━━ GIVEN RECORDS ━━

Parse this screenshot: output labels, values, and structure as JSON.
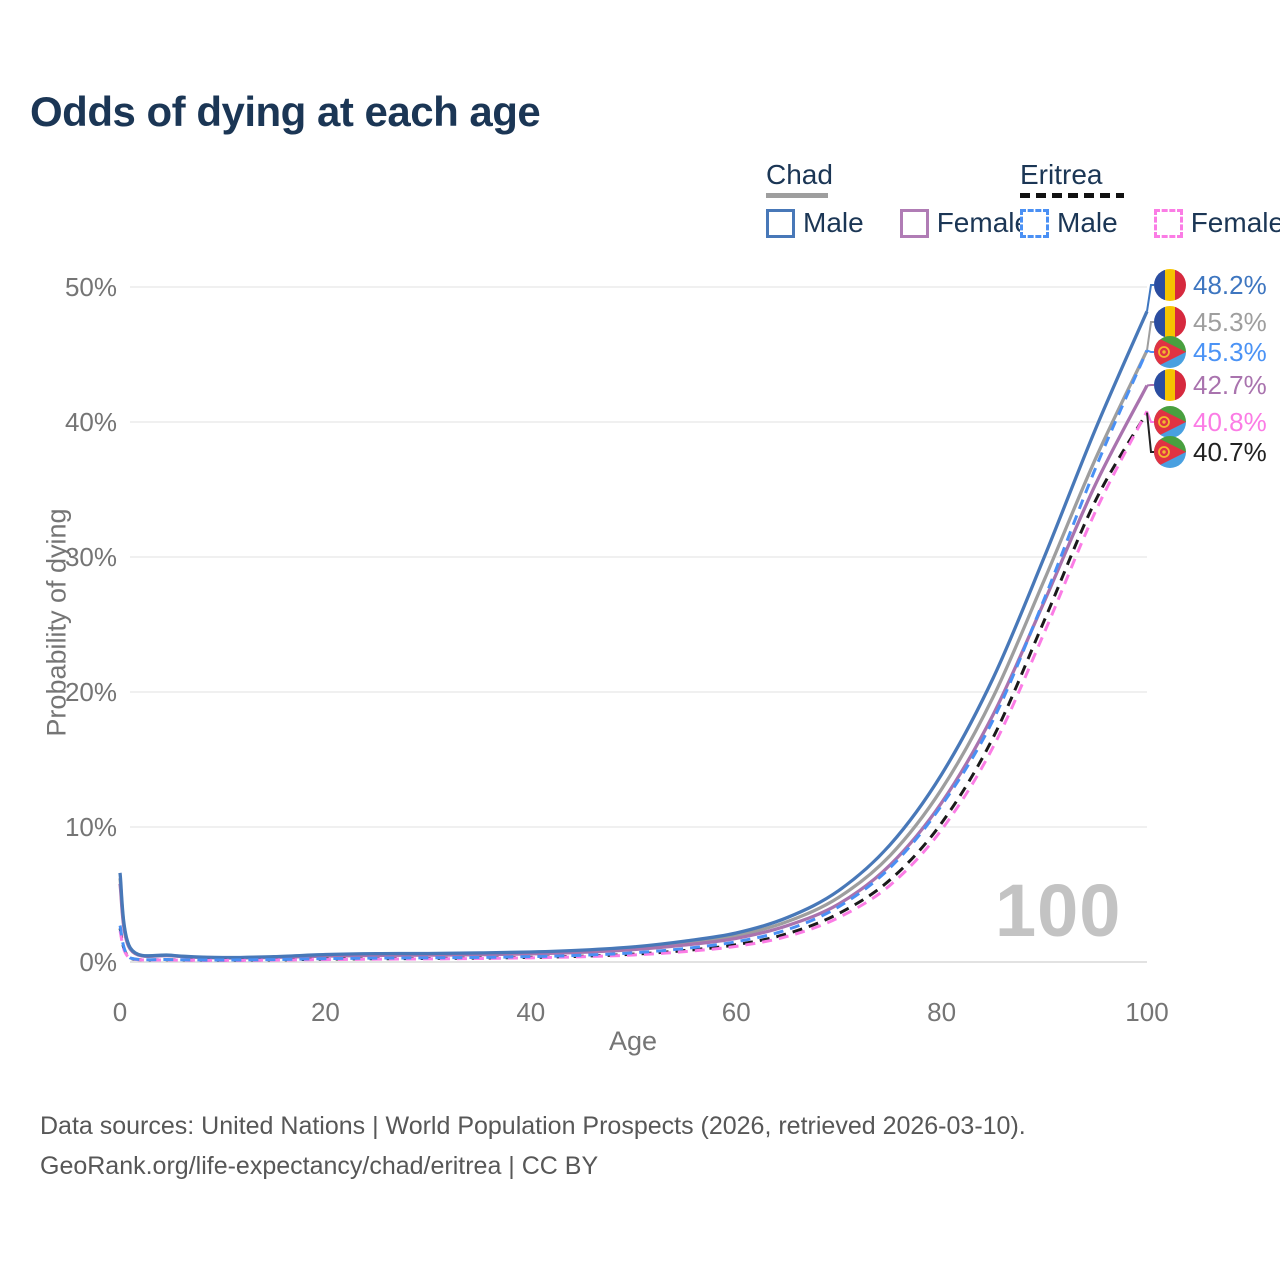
{
  "title": "Odds of dying at each age",
  "legend": {
    "groups": [
      {
        "name": "Chad",
        "underline_style": "solid",
        "underline_color": "#9e9e9e",
        "items": [
          {
            "label": "Male",
            "box_color": "#4878b8",
            "box_style": "solid"
          },
          {
            "label": "Female",
            "box_color": "#b07cb5",
            "box_style": "solid"
          }
        ]
      },
      {
        "name": "Eritrea",
        "underline_style": "dashed",
        "underline_color": "#111111",
        "items": [
          {
            "label": "Male",
            "box_color": "#4a90f4",
            "box_style": "dashed"
          },
          {
            "label": "Female",
            "box_color": "#fb7ce5",
            "box_style": "dashed"
          }
        ]
      }
    ]
  },
  "chart_data": {
    "type": "line",
    "title": "Odds of dying at each age",
    "xlabel": "Age",
    "ylabel": "Probability of dying",
    "watermark": "100",
    "xlim": [
      0,
      100
    ],
    "ylim_pct": [
      0,
      50
    ],
    "grid": "horizontal",
    "legend_position": "top-right",
    "x_ticks": [
      0,
      20,
      40,
      60,
      80,
      100
    ],
    "x_tick_labels": [
      "0",
      "20",
      "40",
      "60",
      "80",
      "100"
    ],
    "y_ticks": [
      0,
      10,
      20,
      30,
      40,
      50
    ],
    "y_tick_labels": [
      "0%",
      "10%",
      "20%",
      "30%",
      "40%",
      "50%"
    ],
    "ages": [
      0,
      1,
      5,
      10,
      15,
      20,
      25,
      30,
      35,
      40,
      45,
      50,
      55,
      60,
      65,
      70,
      75,
      80,
      85,
      90,
      95,
      100
    ],
    "series": [
      {
        "id": "chad-both",
        "country": "Chad",
        "sex": "Both",
        "style": "solid",
        "color": "#9e9e9e",
        "values": [
          6.2,
          1.0,
          0.48,
          0.31,
          0.37,
          0.5,
          0.56,
          0.57,
          0.6,
          0.67,
          0.8,
          1.02,
          1.4,
          1.95,
          3.0,
          4.8,
          7.9,
          12.8,
          19.6,
          28.3,
          37.3,
          45.3
        ]
      },
      {
        "id": "chad-female",
        "country": "Chad",
        "sex": "Female",
        "style": "solid",
        "color": "#a973ae",
        "values": [
          5.8,
          0.95,
          0.46,
          0.3,
          0.34,
          0.44,
          0.49,
          0.51,
          0.54,
          0.6,
          0.72,
          0.92,
          1.26,
          1.75,
          2.7,
          4.3,
          7.2,
          11.8,
          18.3,
          26.7,
          35.4,
          42.7
        ]
      },
      {
        "id": "chad-male",
        "country": "Chad",
        "sex": "Male",
        "style": "solid",
        "color": "#4878b8",
        "values": [
          6.6,
          1.05,
          0.5,
          0.33,
          0.4,
          0.55,
          0.62,
          0.63,
          0.67,
          0.74,
          0.88,
          1.12,
          1.55,
          2.15,
          3.3,
          5.3,
          8.7,
          13.9,
          21.0,
          30.0,
          39.5,
          48.2
        ]
      },
      {
        "id": "eritrea-both",
        "country": "Eritrea",
        "sex": "Both",
        "style": "dashed",
        "color": "#1a1a1a",
        "values": [
          2.5,
          0.28,
          0.16,
          0.13,
          0.15,
          0.21,
          0.24,
          0.26,
          0.29,
          0.34,
          0.43,
          0.58,
          0.85,
          1.28,
          2.1,
          3.6,
          6.1,
          10.3,
          16.6,
          25.3,
          34.2,
          40.7
        ]
      },
      {
        "id": "eritrea-female",
        "country": "Eritrea",
        "sex": "Female",
        "style": "dashed",
        "color": "#fb7ce5",
        "values": [
          2.3,
          0.26,
          0.15,
          0.12,
          0.14,
          0.18,
          0.21,
          0.23,
          0.26,
          0.31,
          0.39,
          0.52,
          0.77,
          1.16,
          1.9,
          3.3,
          5.7,
          9.8,
          15.9,
          24.4,
          33.4,
          40.8
        ]
      },
      {
        "id": "eritrea-male",
        "country": "Eritrea",
        "sex": "Male",
        "style": "dashed",
        "color": "#4a90f4",
        "values": [
          2.7,
          0.3,
          0.18,
          0.15,
          0.18,
          0.25,
          0.29,
          0.31,
          0.34,
          0.4,
          0.5,
          0.68,
          1.0,
          1.5,
          2.4,
          4.1,
          7.0,
          11.6,
          17.9,
          26.9,
          36.6,
          45.3
        ]
      }
    ],
    "end_labels": [
      {
        "flag": "chad",
        "value": "48.2%",
        "pct": 48.2,
        "color": "#3e76c0"
      },
      {
        "flag": "chad",
        "value": "45.3%",
        "pct": 45.3,
        "color": "#9e9e9e"
      },
      {
        "flag": "eritrea",
        "value": "45.3%",
        "pct": 45.3,
        "color": "#4b93f5"
      },
      {
        "flag": "chad",
        "value": "42.7%",
        "pct": 42.7,
        "color": "#a973ae"
      },
      {
        "flag": "eritrea",
        "value": "40.8%",
        "pct": 40.8,
        "color": "#fb7ce5"
      },
      {
        "flag": "eritrea",
        "value": "40.7%",
        "pct": 40.7,
        "color": "#222222"
      }
    ]
  },
  "footer": {
    "line1": "Data sources: United Nations | World Population Prospects (2026, retrieved 2026-03-10).",
    "line2": "GeoRank.org/life-expectancy/chad/eritrea | CC BY"
  }
}
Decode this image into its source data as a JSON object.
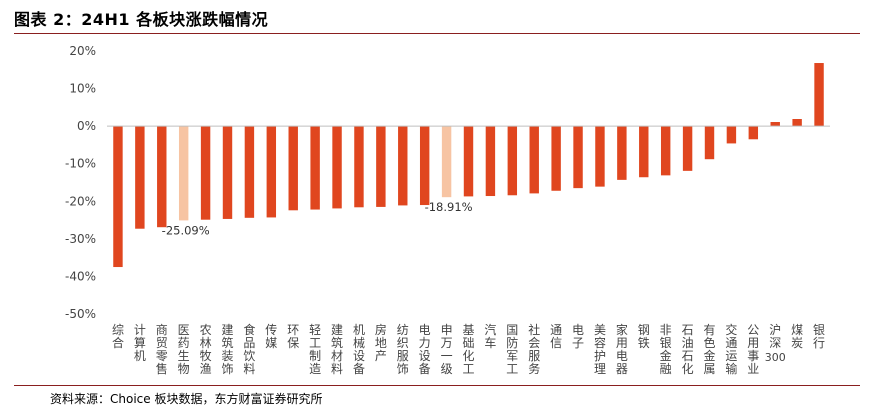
{
  "title": "图表 2：24H1 各板块涨跌幅情况",
  "source": "资料来源：Choice 板块数据，东方财富证券研究所",
  "colors": {
    "bar": "#e0461f",
    "highlight": "#f7c4a3",
    "axis_text": "#444444",
    "zero_line": "#bfbfbf"
  },
  "chart_data": {
    "type": "bar",
    "categories": [
      "综合",
      "计算机",
      "商贸零售",
      "医药生物",
      "农林牧渔",
      "建筑装饰",
      "食品饮料",
      "传媒",
      "环保",
      "轻工制造",
      "建筑材料",
      "机械设备",
      "房地产",
      "纺织服饰",
      "电力设备",
      "申万一级",
      "基础化工",
      "汽车",
      "国防军工",
      "社会服务",
      "通信",
      "电子",
      "美容护理",
      "家用电器",
      "钢铁",
      "非银金融",
      "石油石化",
      "有色金属",
      "交通运输",
      "公用事业",
      "沪深300",
      "煤炭",
      "银行"
    ],
    "values": [
      -37.5,
      -27.3,
      -26.9,
      -25.09,
      -24.9,
      -24.7,
      -24.4,
      -24.3,
      -22.4,
      -22.2,
      -21.9,
      -21.6,
      -21.5,
      -21.1,
      -21.0,
      -18.91,
      -18.7,
      -18.6,
      -18.4,
      -17.9,
      -17.2,
      -16.5,
      -16.1,
      -14.3,
      -13.6,
      -13.1,
      -11.9,
      -8.8,
      -4.6,
      -3.5,
      1.1,
      1.9,
      16.8
    ],
    "highlight": [
      "医药生物",
      "申万一级"
    ],
    "data_labels": [
      {
        "category": "医药生物",
        "text": "-25.09%"
      },
      {
        "category": "申万一级",
        "text": "-18.91%"
      }
    ],
    "yticks": [
      "20%",
      "10%",
      "0%",
      "-10%",
      "-20%",
      "-30%",
      "-40%",
      "-50%"
    ],
    "ylim": [
      -50,
      20
    ],
    "grid": false,
    "legend": false
  }
}
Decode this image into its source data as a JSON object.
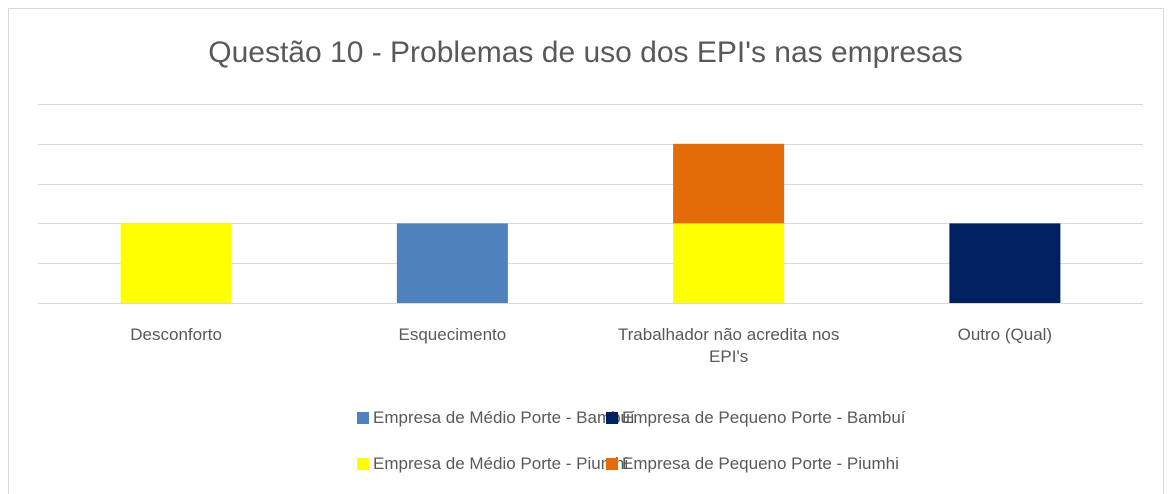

━━━

Every line that holds the string "dying" should be returned.

  "title": "Odds of dying at each age",
    "title": "Odds of dying at each age",
    "ylabel": "Probability of dying",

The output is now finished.